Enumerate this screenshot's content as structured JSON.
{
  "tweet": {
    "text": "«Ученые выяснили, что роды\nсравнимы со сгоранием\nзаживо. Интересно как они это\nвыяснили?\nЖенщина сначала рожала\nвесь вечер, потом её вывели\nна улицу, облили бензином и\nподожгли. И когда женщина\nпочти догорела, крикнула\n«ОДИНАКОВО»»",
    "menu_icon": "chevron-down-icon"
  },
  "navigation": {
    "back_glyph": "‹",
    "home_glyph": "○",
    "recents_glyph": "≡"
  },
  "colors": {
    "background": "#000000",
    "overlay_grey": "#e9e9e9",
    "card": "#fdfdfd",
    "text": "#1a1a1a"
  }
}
:::::
Filter lines by "text" and return each hit.

    "text": "«Ученые выяснили, что роды\nсравнимы со сгоранием\nзаживо. Интересно как они это\nвыяснили?\nЖенщина сначала рожала\nвесь вечер, потом её вывели\nна улицу, облили бензином и\nподожгли. И когда женщина\nпочти догорела, крикнула\n«ОДИНАКОВО»»",
    "text": "#1a1a1a"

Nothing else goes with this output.